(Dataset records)
BEGIN
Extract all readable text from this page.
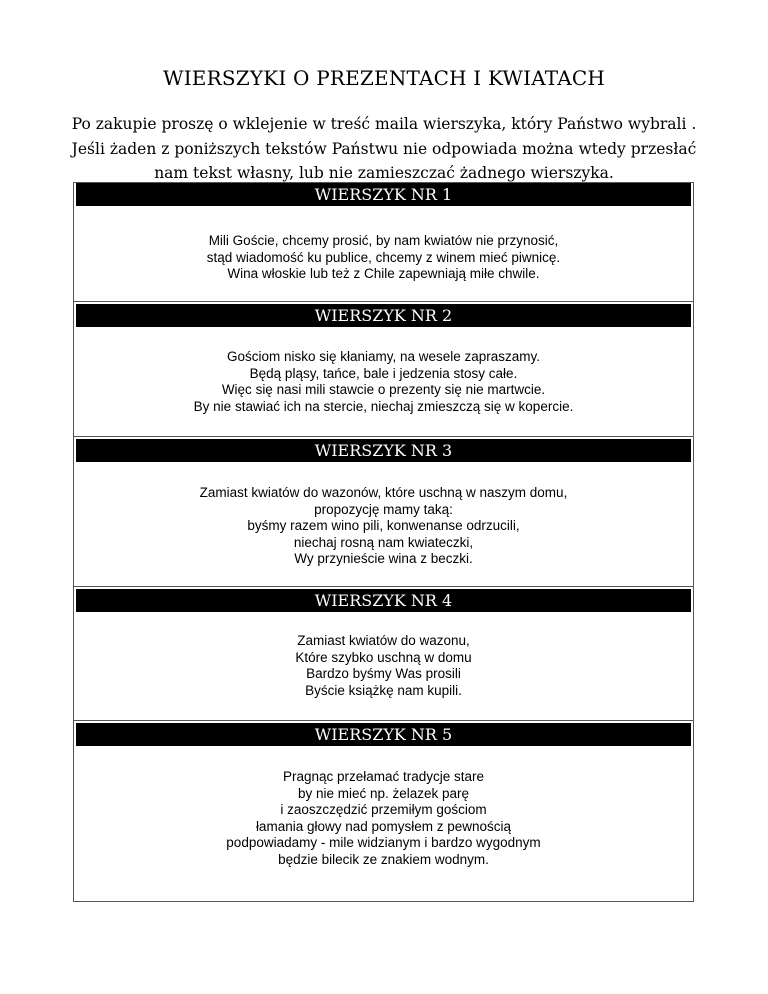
WIERSZYKI O PREZENTACH I KWIATACH
Po zakupie proszę o wklejenie w treść maila wierszyka, który Państwo wybrali .
Jeśli żaden z poniższych tekstów Państwu nie odpowiada można wtedy przesłać
nam tekst własny, lub nie zamieszczać żadnego wierszyka.
WIERSZYK NR 1
Mili Goście, chcemy prosić, by nam kwiatów nie przynosić,
stąd wiadomość ku publice, chcemy z winem mieć piwnicę.
Wina włoskie lub też z Chile zapewniają miłe chwile.
WIERSZYK NR 2
Gościom nisko się kłaniamy, na wesele zapraszamy.
Będą pląsy, tańce, bale i jedzenia stosy całe.
Więc się nasi mili stawcie o prezenty się nie martwcie.
By nie stawiać ich na stercie, niechaj zmieszczą się w kopercie.
WIERSZYK NR 3
Zamiast kwiatów do wazonów, które uschną w naszym domu,
propozycję mamy taką:
byśmy razem wino pili, konwenanse odrzucili,
niechaj rosną nam kwiateczki,
Wy przynieście wina z beczki.
WIERSZYK NR 4
Zamiast kwiatów do wazonu,
Które szybko uschną w domu
Bardzo byśmy Was prosili
Byście książkę nam kupili.
WIERSZYK NR 5
Pragnąc przełamać tradycje stare
by nie mieć np. żelazek parę
i zaoszczędzić przemiłym gościom
łamania głowy nad pomysłem z pewnością
podpowiadamy - mile widzianym i bardzo wygodnym
będzie bilecik ze znakiem wodnym.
END
> _Request_
Among the entries above, how many lines hold the string "niechaj"? Give the number by itself.

> _Result for this exercise_
2